EXERCISE AIM:
Find the word "Lesson" in the records below. List each line containing it.

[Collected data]
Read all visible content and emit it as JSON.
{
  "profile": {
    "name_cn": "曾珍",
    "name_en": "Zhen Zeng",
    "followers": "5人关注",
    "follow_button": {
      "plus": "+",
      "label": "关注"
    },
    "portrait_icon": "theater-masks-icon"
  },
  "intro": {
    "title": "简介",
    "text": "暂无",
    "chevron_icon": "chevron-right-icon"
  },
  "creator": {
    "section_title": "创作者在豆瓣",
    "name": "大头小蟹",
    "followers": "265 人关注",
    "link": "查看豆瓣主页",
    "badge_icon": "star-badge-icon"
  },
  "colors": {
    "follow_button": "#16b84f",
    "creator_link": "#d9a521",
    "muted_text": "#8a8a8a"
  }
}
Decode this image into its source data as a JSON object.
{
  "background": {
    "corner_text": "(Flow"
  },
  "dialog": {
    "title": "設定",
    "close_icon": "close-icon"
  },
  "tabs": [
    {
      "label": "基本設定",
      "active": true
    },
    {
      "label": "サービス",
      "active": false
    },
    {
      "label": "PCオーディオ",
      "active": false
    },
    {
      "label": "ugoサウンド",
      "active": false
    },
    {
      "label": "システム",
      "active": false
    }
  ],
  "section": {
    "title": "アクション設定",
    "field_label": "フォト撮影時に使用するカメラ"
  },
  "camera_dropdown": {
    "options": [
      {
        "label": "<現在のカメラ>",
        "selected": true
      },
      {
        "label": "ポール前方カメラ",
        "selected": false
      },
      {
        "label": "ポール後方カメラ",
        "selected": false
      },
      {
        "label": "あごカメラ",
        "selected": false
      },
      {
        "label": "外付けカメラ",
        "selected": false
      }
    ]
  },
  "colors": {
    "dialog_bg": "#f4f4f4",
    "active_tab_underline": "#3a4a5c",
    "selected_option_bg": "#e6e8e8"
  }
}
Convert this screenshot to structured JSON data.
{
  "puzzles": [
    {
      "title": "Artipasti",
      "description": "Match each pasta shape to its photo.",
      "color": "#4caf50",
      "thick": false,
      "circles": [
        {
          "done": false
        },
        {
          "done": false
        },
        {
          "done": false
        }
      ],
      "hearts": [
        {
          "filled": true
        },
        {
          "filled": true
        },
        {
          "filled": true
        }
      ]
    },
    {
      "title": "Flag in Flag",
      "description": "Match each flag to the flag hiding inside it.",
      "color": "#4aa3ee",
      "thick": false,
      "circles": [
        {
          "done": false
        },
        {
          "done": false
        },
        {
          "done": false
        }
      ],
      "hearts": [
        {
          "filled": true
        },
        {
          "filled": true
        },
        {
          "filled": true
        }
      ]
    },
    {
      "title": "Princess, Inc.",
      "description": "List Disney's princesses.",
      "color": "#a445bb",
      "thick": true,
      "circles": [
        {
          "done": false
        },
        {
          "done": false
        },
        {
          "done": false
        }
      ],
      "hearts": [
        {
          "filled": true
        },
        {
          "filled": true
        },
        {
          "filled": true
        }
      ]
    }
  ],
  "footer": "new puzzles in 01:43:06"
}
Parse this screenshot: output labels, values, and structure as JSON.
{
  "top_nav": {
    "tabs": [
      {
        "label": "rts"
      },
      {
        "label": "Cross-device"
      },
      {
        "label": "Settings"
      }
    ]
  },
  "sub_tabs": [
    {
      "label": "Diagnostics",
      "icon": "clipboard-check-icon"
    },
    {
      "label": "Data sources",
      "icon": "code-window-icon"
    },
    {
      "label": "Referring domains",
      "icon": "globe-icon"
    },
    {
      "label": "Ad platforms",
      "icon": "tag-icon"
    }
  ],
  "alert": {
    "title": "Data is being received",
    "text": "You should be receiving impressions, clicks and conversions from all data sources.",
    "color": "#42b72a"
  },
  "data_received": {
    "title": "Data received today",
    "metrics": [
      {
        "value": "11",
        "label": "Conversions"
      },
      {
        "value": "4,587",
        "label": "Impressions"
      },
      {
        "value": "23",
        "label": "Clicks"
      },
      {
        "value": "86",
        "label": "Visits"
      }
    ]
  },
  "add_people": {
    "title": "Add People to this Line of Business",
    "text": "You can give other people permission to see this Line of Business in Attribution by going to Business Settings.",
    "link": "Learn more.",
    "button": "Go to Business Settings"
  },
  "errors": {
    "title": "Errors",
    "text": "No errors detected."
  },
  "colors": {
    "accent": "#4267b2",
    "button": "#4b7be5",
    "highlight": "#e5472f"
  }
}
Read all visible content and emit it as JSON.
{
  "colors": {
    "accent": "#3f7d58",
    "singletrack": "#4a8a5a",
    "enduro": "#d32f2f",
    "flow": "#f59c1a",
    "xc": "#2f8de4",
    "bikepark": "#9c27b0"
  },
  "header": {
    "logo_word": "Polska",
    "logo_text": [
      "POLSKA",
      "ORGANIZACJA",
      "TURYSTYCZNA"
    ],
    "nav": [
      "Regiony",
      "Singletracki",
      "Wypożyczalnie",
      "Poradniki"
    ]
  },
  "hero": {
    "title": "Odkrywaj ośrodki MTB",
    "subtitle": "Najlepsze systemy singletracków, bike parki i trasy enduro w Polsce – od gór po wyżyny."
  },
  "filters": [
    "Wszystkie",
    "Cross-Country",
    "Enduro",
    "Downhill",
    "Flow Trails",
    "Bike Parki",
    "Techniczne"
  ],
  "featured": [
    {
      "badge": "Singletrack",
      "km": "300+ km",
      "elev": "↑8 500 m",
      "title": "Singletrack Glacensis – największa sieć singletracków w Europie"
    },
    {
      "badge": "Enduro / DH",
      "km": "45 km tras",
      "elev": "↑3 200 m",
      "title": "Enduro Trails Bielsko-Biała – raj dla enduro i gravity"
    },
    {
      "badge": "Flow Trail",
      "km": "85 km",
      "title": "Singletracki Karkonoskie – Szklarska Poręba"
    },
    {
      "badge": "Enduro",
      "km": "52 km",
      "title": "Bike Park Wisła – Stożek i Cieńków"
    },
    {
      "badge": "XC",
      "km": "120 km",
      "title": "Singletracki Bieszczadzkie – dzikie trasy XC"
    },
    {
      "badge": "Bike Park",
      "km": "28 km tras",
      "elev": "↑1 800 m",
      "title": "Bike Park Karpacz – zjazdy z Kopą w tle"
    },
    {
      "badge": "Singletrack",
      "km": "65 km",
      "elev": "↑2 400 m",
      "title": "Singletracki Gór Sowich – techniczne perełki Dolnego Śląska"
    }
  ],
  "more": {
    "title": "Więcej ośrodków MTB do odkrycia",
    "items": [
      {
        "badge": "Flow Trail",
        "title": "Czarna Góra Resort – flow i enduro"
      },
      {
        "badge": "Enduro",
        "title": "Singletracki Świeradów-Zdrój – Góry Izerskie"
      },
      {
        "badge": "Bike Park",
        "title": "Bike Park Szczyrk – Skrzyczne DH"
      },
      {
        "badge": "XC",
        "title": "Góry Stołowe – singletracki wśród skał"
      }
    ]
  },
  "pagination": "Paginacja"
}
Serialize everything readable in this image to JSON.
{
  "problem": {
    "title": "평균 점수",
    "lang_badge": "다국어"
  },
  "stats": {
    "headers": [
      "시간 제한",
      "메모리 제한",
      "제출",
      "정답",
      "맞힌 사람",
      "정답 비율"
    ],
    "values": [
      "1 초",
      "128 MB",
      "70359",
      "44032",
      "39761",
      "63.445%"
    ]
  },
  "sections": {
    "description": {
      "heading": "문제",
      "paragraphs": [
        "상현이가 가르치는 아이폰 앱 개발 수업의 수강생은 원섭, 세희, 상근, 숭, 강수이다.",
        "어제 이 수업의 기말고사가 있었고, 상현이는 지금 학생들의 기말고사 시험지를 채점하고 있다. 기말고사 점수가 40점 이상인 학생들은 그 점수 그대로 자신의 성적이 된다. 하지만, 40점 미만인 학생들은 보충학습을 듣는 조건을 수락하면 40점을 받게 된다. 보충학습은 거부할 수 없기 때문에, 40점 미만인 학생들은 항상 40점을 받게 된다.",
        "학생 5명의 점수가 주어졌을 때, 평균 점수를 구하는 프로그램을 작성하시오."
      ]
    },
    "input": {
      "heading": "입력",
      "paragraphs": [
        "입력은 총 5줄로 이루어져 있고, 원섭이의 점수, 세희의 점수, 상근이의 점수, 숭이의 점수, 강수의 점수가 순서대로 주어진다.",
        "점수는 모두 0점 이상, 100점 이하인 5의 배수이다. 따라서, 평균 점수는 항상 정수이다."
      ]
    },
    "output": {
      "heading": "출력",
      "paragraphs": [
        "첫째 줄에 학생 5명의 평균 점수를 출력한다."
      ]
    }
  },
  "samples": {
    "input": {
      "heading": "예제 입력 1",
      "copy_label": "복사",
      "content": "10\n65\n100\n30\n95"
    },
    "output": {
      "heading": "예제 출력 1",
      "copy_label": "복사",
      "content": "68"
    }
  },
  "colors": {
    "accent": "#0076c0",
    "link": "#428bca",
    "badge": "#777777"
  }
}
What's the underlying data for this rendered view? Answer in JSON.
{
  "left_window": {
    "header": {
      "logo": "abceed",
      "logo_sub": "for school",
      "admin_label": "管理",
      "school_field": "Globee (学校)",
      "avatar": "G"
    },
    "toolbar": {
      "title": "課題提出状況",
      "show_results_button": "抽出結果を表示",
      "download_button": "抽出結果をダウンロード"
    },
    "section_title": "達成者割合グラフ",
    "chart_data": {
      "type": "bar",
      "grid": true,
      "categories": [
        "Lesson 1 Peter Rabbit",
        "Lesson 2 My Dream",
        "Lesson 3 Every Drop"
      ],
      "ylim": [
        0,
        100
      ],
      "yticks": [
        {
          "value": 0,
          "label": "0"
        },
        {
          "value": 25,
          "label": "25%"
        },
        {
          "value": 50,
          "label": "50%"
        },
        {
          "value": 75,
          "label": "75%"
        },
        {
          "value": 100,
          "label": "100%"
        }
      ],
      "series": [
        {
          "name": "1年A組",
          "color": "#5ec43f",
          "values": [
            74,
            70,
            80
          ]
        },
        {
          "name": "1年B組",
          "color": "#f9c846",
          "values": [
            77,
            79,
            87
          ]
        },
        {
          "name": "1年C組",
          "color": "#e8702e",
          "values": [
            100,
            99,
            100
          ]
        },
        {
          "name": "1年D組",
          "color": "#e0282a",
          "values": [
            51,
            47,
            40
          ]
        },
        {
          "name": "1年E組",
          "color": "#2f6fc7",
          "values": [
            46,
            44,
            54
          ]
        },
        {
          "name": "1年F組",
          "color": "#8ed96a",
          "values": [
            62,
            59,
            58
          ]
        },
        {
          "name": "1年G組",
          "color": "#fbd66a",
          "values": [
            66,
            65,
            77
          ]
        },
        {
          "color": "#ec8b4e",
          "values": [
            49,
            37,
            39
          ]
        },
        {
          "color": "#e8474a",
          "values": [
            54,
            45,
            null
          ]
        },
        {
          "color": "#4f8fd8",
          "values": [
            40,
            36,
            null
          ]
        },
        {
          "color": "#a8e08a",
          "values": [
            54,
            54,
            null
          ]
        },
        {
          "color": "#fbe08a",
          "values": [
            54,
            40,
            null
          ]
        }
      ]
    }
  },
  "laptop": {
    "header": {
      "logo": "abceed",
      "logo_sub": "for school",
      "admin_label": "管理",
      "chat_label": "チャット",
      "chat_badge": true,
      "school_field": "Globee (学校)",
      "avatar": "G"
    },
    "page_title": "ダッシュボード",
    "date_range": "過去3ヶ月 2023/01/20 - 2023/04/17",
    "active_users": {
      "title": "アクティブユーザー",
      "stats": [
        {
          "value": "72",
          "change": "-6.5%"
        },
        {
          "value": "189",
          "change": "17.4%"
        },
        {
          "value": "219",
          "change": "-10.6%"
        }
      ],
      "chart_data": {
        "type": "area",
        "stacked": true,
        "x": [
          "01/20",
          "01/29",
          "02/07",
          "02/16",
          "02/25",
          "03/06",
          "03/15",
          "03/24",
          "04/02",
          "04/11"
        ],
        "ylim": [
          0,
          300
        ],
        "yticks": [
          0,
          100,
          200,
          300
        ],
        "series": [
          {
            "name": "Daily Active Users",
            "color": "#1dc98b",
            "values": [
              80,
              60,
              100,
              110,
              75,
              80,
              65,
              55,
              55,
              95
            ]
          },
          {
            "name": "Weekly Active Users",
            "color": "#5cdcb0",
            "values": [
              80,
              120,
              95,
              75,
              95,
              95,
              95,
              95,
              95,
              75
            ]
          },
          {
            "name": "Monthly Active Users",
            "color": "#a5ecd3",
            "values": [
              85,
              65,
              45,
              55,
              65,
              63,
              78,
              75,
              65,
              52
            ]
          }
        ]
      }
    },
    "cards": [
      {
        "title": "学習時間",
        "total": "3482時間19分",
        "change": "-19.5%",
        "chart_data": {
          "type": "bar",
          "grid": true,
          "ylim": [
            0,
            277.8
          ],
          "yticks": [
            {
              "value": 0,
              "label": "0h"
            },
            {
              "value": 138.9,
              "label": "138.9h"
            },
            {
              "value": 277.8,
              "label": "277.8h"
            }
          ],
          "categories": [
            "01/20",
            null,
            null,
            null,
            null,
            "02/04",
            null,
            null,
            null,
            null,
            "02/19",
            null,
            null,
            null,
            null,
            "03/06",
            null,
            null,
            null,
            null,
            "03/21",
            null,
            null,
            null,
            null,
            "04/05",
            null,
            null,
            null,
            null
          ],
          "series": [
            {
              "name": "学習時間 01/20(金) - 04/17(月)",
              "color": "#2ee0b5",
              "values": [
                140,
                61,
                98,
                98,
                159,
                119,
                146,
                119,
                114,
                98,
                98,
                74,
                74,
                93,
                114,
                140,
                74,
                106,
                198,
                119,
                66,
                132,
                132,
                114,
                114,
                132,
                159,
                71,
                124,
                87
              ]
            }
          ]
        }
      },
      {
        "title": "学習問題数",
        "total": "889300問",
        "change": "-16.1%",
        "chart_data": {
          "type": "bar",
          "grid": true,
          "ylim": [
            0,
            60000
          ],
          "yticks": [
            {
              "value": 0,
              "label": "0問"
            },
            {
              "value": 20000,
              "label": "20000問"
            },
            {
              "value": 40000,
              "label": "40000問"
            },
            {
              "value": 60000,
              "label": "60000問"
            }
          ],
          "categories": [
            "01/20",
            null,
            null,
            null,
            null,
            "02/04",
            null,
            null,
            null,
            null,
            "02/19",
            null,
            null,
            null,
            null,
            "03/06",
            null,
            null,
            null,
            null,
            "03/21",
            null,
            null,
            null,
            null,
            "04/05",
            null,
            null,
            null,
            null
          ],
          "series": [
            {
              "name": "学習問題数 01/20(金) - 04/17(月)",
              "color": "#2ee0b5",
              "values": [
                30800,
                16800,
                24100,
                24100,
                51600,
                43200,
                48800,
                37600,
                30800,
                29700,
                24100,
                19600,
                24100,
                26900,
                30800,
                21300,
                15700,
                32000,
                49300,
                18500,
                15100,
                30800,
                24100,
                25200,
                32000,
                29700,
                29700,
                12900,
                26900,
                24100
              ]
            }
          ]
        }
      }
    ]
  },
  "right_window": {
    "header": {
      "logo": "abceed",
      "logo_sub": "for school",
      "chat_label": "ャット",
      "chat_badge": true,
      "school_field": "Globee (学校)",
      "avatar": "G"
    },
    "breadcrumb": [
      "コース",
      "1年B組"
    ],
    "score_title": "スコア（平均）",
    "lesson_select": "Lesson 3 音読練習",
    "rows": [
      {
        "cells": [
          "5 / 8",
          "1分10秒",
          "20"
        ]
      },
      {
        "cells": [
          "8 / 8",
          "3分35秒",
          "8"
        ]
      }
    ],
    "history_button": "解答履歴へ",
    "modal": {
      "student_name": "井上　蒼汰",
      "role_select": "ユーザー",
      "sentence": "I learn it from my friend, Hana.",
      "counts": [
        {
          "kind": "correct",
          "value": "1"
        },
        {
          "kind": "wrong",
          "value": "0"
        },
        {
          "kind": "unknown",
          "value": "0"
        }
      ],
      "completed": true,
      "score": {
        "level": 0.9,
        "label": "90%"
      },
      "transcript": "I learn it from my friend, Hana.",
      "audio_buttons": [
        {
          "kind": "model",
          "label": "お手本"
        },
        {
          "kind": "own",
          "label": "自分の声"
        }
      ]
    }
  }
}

OUTPUT OF THE EXERCISE:
        "Lesson 1 Peter Rabbit",
        "Lesson 2 My Dream",
        "Lesson 3 Every Drop"
    "lesson_select": "Lesson 3 音読練習",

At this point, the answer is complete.